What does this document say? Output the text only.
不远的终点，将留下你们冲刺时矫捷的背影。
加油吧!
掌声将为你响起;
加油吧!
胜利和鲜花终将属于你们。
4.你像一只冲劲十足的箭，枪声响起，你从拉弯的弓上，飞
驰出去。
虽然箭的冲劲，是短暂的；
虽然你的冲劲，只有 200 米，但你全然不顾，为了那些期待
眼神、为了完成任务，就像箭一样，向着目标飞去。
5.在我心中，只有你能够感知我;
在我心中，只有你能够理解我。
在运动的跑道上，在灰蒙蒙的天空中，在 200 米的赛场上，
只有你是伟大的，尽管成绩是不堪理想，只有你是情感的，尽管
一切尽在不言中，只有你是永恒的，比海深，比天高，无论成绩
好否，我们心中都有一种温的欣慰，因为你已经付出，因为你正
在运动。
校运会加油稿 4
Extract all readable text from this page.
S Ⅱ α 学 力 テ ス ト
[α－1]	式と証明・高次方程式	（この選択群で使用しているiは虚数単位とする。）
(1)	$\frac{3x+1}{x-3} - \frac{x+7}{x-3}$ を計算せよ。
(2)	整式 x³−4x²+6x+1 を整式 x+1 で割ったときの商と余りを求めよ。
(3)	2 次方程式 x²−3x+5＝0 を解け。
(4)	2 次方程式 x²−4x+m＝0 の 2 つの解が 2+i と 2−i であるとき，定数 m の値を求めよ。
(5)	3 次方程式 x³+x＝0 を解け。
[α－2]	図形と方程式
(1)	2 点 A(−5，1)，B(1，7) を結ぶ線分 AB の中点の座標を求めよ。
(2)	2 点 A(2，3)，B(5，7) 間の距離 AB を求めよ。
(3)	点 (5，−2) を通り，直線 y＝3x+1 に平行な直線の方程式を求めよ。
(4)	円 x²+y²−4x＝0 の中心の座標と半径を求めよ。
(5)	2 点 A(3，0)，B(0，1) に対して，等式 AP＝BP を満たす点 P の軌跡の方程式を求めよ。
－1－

* Instructions for the task
Restate all of the entries exactly, please.

* Answer to this problem
What does this document say? Output the text only.
不远的终点，将留下你们冲刺时矫捷的背影。
加油吧!
掌声将为你响起;
加油吧!
胜利和鲜花终将属于你们。
4.你像一只冲劲十足的箭，枪声响起，你从拉弯的弓上，飞
驰出去。
虽然箭的冲劲，是短暂的；
虽然你的冲劲，只有 200 米，但你全然不顾，为了那些期待
眼神、为了完成任务，就像箭一样，向着目标飞去。
5.在我心中，只有你能够感知我;
在我心中，只有你能够理解我。
在运动的跑道上，在灰蒙蒙的天空中，在 200 米的赛场上，
只有你是伟大的，尽管成绩是不堪理想，只有你是情感的，尽管
一切尽在不言中，只有你是永恒的，比海深，比天高，无论成绩
好否，我们心中都有一种温的欣慰，因为你已经付出，因为你正
在运动。
校运会加油稿 4
Extract all readable text from this page.
S Ⅱ α 学 力 テ ス ト
[α－1]	式と証明・高次方程式	（この選択群で使用しているiは虚数単位とする。）
(1)	$\frac{3x+1}{x-3} - \frac{x+7}{x-3}$ を計算せよ。
(2)	整式 x³−4x²+6x+1 を整式 x+1 で割ったときの商と余りを求めよ。
(3)	2 次方程式 x²−3x+5＝0 を解け。
(4)	2 次方程式 x²−4x+m＝0 の 2 つの解が 2+i と 2−i であるとき，定数 m の値を求めよ。
(5)	3 次方程式 x³+x＝0 を解け。
[α－2]	図形と方程式
(1)	2 点 A(−5，1)，B(1，7) を結ぶ線分 AB の中点の座標を求めよ。
(2)	2 点 A(2，3)，B(5，7) 間の距離 AB を求めよ。
(3)	点 (5，−2) を通り，直線 y＝3x+1 に平行な直線の方程式を求めよ。
(4)	円 x²+y²−4x＝0 の中心の座標と半径を求めよ。
(5)	2 点 A(3，0)，B(0，1) に対して，等式 AP＝BP を満たす点 P の軌跡の方程式を求めよ。
－1－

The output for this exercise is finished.